## ROWS
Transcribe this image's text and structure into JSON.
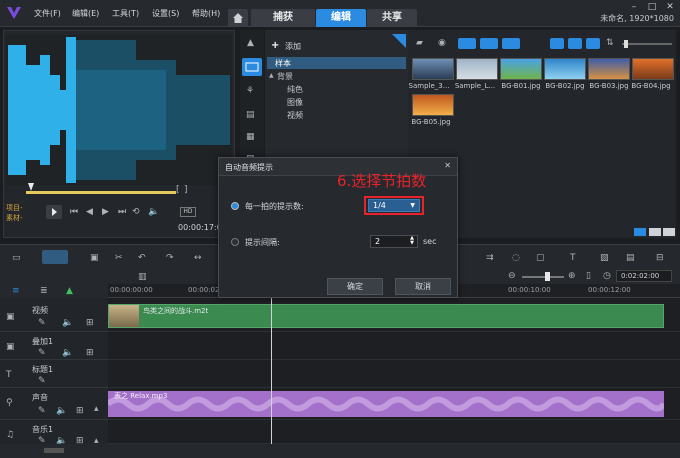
{
  "menu": [
    "文件(F)",
    "编辑(E)",
    "工具(T)",
    "设置(S)",
    "帮助(H)"
  ],
  "tabs": [
    "捕获",
    "编辑",
    "共享"
  ],
  "project_info": "未命名, 1920*1080",
  "preview": {
    "project_label": "项目-",
    "clip_label": "素材-",
    "timecode": "00:00:17:00"
  },
  "library": {
    "add_label": "添加",
    "tree": [
      "样本",
      "背景",
      "纯色",
      "图像",
      "视频"
    ],
    "thumbnails": [
      "Sample_3...",
      "Sample_L...",
      "BG-B01.jpg",
      "BG-B02.jpg",
      "BG-B03.jpg",
      "BG-B04.jpg",
      "BG-B05.jpg"
    ]
  },
  "timeline": {
    "timecode": "0:02:02:00",
    "ruler_ticks": [
      "00:00:00:00",
      "00:00:02:00",
      "00:00:10:00",
      "00:00:12:00"
    ],
    "tracks": [
      "视频",
      "叠加1",
      "标题1",
      "声音",
      "音乐1"
    ],
    "video_clip": "鸟类之间的战斗.m2t",
    "audio_clip": "表之 Relax.mp3"
  },
  "dialog": {
    "title": "自动音频提示",
    "annotation": "6.选择节拍数",
    "beat_label": "每一拍的提示数:",
    "beat_value": "1/4",
    "interval_label": "提示间隔:",
    "interval_value": "2",
    "interval_unit": "sec",
    "ok": "确定",
    "cancel": "取消"
  },
  "colors": {
    "accent": "#2a8be0",
    "waveform": "#2fb0e8",
    "audio_clip": "#a371c9",
    "video_clip": "#3b8a4f",
    "annotation": "#e8232a"
  }
}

## EXERCISE GOAL
Will you restate every entry word for word and omit the images?

## EXERCISE ANSWER
Transcribe this image's text and structure into JSON.
{
  "menu": [
    "文件(F)",
    "编辑(E)",
    "工具(T)",
    "设置(S)",
    "帮助(H)"
  ],
  "tabs": [
    "捕获",
    "编辑",
    "共享"
  ],
  "project_info": "未命名, 1920*1080",
  "preview": {
    "project_label": "项目-",
    "clip_label": "素材-",
    "timecode": "00:00:17:00"
  },
  "library": {
    "add_label": "添加",
    "tree": [
      "样本",
      "背景",
      "纯色",
      "图像",
      "视频"
    ],
    "thumbnails": [
      "Sample_3...",
      "Sample_L...",
      "BG-B01.jpg",
      "BG-B02.jpg",
      "BG-B03.jpg",
      "BG-B04.jpg",
      "BG-B05.jpg"
    ]
  },
  "timeline": {
    "timecode": "0:02:02:00",
    "ruler_ticks": [
      "00:00:00:00",
      "00:00:02:00",
      "00:00:10:00",
      "00:00:12:00"
    ],
    "tracks": [
      "视频",
      "叠加1",
      "标题1",
      "声音",
      "音乐1"
    ],
    "video_clip": "鸟类之间的战斗.m2t",
    "audio_clip": "表之 Relax.mp3"
  },
  "dialog": {
    "title": "自动音频提示",
    "annotation": "6.选择节拍数",
    "beat_label": "每一拍的提示数:",
    "beat_value": "1/4",
    "interval_label": "提示间隔:",
    "interval_value": "2",
    "interval_unit": "sec",
    "ok": "确定",
    "cancel": "取消"
  },
  "colors": {
    "accent": "#2a8be0",
    "waveform": "#2fb0e8",
    "audio_clip": "#a371c9",
    "video_clip": "#3b8a4f",
    "annotation": "#e8232a"
  }
}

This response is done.